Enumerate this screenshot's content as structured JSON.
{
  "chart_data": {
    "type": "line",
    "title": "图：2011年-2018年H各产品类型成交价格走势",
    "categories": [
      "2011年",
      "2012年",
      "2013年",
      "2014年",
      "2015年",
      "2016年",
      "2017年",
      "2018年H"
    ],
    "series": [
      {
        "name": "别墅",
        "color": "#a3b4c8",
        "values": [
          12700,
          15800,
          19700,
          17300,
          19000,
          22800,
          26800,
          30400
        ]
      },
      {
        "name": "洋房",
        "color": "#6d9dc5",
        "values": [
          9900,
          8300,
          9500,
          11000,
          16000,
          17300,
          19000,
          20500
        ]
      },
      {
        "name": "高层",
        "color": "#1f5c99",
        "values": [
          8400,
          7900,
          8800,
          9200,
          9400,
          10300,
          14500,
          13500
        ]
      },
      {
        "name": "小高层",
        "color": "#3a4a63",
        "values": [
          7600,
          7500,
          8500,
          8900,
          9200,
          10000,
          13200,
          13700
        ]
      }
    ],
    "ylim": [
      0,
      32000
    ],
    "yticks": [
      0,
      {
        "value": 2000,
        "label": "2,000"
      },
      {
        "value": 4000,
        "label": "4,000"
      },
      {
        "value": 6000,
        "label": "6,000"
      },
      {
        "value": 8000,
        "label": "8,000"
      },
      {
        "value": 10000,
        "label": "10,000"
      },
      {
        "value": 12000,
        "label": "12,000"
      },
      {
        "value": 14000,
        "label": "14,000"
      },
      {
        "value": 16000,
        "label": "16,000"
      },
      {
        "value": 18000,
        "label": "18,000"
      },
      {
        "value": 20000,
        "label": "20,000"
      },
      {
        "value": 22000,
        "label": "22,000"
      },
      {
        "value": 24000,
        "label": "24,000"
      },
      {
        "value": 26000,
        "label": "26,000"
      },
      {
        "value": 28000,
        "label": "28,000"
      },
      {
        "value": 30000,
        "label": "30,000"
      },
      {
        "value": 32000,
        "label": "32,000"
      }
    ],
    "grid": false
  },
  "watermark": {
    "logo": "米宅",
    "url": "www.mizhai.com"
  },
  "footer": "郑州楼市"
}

■ **Set exercise**: Using the records given above, list every line that includes the word "color".

■ **Problem solution**:
        "color": "#a3b4c8",
        "color": "#6d9dc5",
        "color": "#1f5c99",
        "color": "#3a4a63",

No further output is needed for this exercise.